[START OF INPUT RECORDS]

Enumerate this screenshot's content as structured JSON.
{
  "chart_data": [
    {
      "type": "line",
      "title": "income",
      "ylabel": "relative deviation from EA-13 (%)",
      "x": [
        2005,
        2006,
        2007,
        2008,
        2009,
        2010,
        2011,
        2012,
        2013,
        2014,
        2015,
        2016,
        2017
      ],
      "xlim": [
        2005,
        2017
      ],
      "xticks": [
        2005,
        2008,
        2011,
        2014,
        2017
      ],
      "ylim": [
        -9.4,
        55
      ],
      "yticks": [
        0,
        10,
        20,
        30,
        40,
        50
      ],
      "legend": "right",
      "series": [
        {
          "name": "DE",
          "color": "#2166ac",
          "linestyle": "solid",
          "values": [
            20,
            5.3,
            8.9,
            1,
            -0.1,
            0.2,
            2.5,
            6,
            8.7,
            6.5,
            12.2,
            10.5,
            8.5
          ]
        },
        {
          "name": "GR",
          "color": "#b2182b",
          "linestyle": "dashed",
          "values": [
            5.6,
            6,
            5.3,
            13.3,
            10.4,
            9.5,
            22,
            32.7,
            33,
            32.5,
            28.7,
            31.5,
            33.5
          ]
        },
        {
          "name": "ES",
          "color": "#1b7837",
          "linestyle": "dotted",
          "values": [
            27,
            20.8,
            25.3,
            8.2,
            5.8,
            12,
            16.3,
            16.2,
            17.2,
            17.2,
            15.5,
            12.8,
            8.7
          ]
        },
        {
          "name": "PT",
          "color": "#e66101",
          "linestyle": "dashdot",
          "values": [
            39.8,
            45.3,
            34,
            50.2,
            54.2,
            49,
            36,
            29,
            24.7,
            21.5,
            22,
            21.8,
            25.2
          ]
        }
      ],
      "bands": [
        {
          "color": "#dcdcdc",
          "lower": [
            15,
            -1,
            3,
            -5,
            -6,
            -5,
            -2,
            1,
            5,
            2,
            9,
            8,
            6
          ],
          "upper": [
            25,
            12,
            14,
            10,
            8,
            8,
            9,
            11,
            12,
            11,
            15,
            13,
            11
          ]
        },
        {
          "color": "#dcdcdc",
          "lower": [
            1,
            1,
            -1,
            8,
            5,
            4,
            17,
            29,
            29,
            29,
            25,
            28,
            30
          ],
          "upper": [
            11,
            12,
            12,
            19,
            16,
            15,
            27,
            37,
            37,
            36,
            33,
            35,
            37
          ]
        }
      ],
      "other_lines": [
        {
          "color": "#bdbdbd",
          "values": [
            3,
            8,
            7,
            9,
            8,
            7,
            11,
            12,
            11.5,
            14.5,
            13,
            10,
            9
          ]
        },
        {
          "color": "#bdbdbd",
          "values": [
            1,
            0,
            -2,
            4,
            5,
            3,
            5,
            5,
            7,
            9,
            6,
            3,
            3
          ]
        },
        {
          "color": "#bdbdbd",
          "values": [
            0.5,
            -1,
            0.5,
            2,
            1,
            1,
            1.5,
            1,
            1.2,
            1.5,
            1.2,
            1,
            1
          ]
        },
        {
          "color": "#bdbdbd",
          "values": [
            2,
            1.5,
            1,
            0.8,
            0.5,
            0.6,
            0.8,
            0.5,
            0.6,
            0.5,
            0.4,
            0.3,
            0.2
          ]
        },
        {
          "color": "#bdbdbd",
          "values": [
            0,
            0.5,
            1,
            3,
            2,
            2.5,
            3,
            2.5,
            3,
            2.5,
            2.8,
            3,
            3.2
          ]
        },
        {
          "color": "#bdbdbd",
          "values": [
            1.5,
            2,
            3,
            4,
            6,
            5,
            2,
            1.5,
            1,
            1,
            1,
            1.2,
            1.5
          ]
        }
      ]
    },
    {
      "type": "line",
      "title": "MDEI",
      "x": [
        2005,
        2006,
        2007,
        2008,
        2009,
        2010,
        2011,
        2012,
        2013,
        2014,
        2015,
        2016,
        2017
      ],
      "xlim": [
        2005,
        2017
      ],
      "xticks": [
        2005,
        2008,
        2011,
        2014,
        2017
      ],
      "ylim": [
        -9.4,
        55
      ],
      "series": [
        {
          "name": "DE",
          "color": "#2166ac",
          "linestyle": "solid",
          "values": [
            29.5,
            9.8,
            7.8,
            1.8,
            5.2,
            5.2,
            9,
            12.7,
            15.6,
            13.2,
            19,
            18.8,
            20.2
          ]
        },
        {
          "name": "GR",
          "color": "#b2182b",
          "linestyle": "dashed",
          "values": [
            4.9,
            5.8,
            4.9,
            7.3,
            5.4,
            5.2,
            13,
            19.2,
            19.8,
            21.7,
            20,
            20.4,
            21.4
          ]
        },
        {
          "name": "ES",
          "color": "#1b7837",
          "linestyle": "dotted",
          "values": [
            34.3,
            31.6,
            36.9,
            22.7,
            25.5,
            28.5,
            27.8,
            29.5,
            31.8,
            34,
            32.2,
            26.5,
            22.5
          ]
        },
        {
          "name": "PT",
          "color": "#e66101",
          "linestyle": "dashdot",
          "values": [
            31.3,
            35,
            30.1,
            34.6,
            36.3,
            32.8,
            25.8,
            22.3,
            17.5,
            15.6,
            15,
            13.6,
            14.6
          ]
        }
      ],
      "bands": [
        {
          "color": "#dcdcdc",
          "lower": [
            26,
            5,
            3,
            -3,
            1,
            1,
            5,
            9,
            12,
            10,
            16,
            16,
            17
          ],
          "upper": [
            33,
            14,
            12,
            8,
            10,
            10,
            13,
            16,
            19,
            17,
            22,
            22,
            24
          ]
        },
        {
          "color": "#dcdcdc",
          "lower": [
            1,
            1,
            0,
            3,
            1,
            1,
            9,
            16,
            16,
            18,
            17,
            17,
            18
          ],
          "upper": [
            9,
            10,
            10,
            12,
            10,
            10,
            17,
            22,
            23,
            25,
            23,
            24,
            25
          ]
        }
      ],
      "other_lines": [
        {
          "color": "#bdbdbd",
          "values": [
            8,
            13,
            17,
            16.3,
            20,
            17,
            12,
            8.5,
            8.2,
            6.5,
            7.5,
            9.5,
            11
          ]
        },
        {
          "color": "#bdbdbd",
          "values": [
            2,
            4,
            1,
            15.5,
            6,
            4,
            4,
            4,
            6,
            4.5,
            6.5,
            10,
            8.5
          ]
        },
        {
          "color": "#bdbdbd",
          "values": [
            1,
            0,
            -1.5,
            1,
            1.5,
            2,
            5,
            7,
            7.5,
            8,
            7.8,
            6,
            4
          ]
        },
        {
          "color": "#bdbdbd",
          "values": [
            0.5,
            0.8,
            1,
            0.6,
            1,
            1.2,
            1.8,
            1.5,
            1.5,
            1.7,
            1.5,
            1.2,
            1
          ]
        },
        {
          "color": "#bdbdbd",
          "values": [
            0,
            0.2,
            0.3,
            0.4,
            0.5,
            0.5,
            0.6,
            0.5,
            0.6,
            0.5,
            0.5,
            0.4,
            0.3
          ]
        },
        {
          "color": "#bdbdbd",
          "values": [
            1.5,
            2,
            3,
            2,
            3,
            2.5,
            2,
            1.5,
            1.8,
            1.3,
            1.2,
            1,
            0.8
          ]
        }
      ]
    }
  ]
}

[END OF INPUT RECORDS]

» EXERCISE AIM: Your task is to reproduce the whole listing exactly.

» OUTPUT BELOW:
Enumerate this screenshot's content as structured JSON.
{
  "chart_data": [
    {
      "type": "line",
      "title": "income",
      "ylabel": "relative deviation from EA-13 (%)",
      "x": [
        2005,
        2006,
        2007,
        2008,
        2009,
        2010,
        2011,
        2012,
        2013,
        2014,
        2015,
        2016,
        2017
      ],
      "xlim": [
        2005,
        2017
      ],
      "xticks": [
        2005,
        2008,
        2011,
        2014,
        2017
      ],
      "ylim": [
        -9.4,
        55
      ],
      "yticks": [
        0,
        10,
        20,
        30,
        40,
        50
      ],
      "legend": "right",
      "series": [
        {
          "name": "DE",
          "color": "#2166ac",
          "linestyle": "solid",
          "values": [
            20,
            5.3,
            8.9,
            1,
            -0.1,
            0.2,
            2.5,
            6,
            8.7,
            6.5,
            12.2,
            10.5,
            8.5
          ]
        },
        {
          "name": "GR",
          "color": "#b2182b",
          "linestyle": "dashed",
          "values": [
            5.6,
            6,
            5.3,
            13.3,
            10.4,
            9.5,
            22,
            32.7,
            33,
            32.5,
            28.7,
            31.5,
            33.5
          ]
        },
        {
          "name": "ES",
          "color": "#1b7837",
          "linestyle": "dotted",
          "values": [
            27,
            20.8,
            25.3,
            8.2,
            5.8,
            12,
            16.3,
            16.2,
            17.2,
            17.2,
            15.5,
            12.8,
            8.7
          ]
        },
        {
          "name": "PT",
          "color": "#e66101",
          "linestyle": "dashdot",
          "values": [
            39.8,
            45.3,
            34,
            50.2,
            54.2,
            49,
            36,
            29,
            24.7,
            21.5,
            22,
            21.8,
            25.2
          ]
        }
      ],
      "bands": [
        {
          "color": "#dcdcdc",
          "lower": [
            15,
            -1,
            3,
            -5,
            -6,
            -5,
            -2,
            1,
            5,
            2,
            9,
            8,
            6
          ],
          "upper": [
            25,
            12,
            14,
            10,
            8,
            8,
            9,
            11,
            12,
            11,
            15,
            13,
            11
          ]
        },
        {
          "color": "#dcdcdc",
          "lower": [
            1,
            1,
            -1,
            8,
            5,
            4,
            17,
            29,
            29,
            29,
            25,
            28,
            30
          ],
          "upper": [
            11,
            12,
            12,
            19,
            16,
            15,
            27,
            37,
            37,
            36,
            33,
            35,
            37
          ]
        }
      ],
      "other_lines": [
        {
          "color": "#bdbdbd",
          "values": [
            3,
            8,
            7,
            9,
            8,
            7,
            11,
            12,
            11.5,
            14.5,
            13,
            10,
            9
          ]
        },
        {
          "color": "#bdbdbd",
          "values": [
            1,
            0,
            -2,
            4,
            5,
            3,
            5,
            5,
            7,
            9,
            6,
            3,
            3
          ]
        },
        {
          "color": "#bdbdbd",
          "values": [
            0.5,
            -1,
            0.5,
            2,
            1,
            1,
            1.5,
            1,
            1.2,
            1.5,
            1.2,
            1,
            1
          ]
        },
        {
          "color": "#bdbdbd",
          "values": [
            2,
            1.5,
            1,
            0.8,
            0.5,
            0.6,
            0.8,
            0.5,
            0.6,
            0.5,
            0.4,
            0.3,
            0.2
          ]
        },
        {
          "color": "#bdbdbd",
          "values": [
            0,
            0.5,
            1,
            3,
            2,
            2.5,
            3,
            2.5,
            3,
            2.5,
            2.8,
            3,
            3.2
          ]
        },
        {
          "color": "#bdbdbd",
          "values": [
            1.5,
            2,
            3,
            4,
            6,
            5,
            2,
            1.5,
            1,
            1,
            1,
            1.2,
            1.5
          ]
        }
      ]
    },
    {
      "type": "line",
      "title": "MDEI",
      "x": [
        2005,
        2006,
        2007,
        2008,
        2009,
        2010,
        2011,
        2012,
        2013,
        2014,
        2015,
        2016,
        2017
      ],
      "xlim": [
        2005,
        2017
      ],
      "xticks": [
        2005,
        2008,
        2011,
        2014,
        2017
      ],
      "ylim": [
        -9.4,
        55
      ],
      "series": [
        {
          "name": "DE",
          "color": "#2166ac",
          "linestyle": "solid",
          "values": [
            29.5,
            9.8,
            7.8,
            1.8,
            5.2,
            5.2,
            9,
            12.7,
            15.6,
            13.2,
            19,
            18.8,
            20.2
          ]
        },
        {
          "name": "GR",
          "color": "#b2182b",
          "linestyle": "dashed",
          "values": [
            4.9,
            5.8,
            4.9,
            7.3,
            5.4,
            5.2,
            13,
            19.2,
            19.8,
            21.7,
            20,
            20.4,
            21.4
          ]
        },
        {
          "name": "ES",
          "color": "#1b7837",
          "linestyle": "dotted",
          "values": [
            34.3,
            31.6,
            36.9,
            22.7,
            25.5,
            28.5,
            27.8,
            29.5,
            31.8,
            34,
            32.2,
            26.5,
            22.5
          ]
        },
        {
          "name": "PT",
          "color": "#e66101",
          "linestyle": "dashdot",
          "values": [
            31.3,
            35,
            30.1,
            34.6,
            36.3,
            32.8,
            25.8,
            22.3,
            17.5,
            15.6,
            15,
            13.6,
            14.6
          ]
        }
      ],
      "bands": [
        {
          "color": "#dcdcdc",
          "lower": [
            26,
            5,
            3,
            -3,
            1,
            1,
            5,
            9,
            12,
            10,
            16,
            16,
            17
          ],
          "upper": [
            33,
            14,
            12,
            8,
            10,
            10,
            13,
            16,
            19,
            17,
            22,
            22,
            24
          ]
        },
        {
          "color": "#dcdcdc",
          "lower": [
            1,
            1,
            0,
            3,
            1,
            1,
            9,
            16,
            16,
            18,
            17,
            17,
            18
          ],
          "upper": [
            9,
            10,
            10,
            12,
            10,
            10,
            17,
            22,
            23,
            25,
            23,
            24,
            25
          ]
        }
      ],
      "other_lines": [
        {
          "color": "#bdbdbd",
          "values": [
            8,
            13,
            17,
            16.3,
            20,
            17,
            12,
            8.5,
            8.2,
            6.5,
            7.5,
            9.5,
            11
          ]
        },
        {
          "color": "#bdbdbd",
          "values": [
            2,
            4,
            1,
            15.5,
            6,
            4,
            4,
            4,
            6,
            4.5,
            6.5,
            10,
            8.5
          ]
        },
        {
          "color": "#bdbdbd",
          "values": [
            1,
            0,
            -1.5,
            1,
            1.5,
            2,
            5,
            7,
            7.5,
            8,
            7.8,
            6,
            4
          ]
        },
        {
          "color": "#bdbdbd",
          "values": [
            0.5,
            0.8,
            1,
            0.6,
            1,
            1.2,
            1.8,
            1.5,
            1.5,
            1.7,
            1.5,
            1.2,
            1
          ]
        },
        {
          "color": "#bdbdbd",
          "values": [
            0,
            0.2,
            0.3,
            0.4,
            0.5,
            0.5,
            0.6,
            0.5,
            0.6,
            0.5,
            0.5,
            0.4,
            0.3
          ]
        },
        {
          "color": "#bdbdbd",
          "values": [
            1.5,
            2,
            3,
            2,
            3,
            2.5,
            2,
            1.5,
            1.8,
            1.3,
            1.2,
            1,
            0.8
          ]
        }
      ]
    }
  ]
}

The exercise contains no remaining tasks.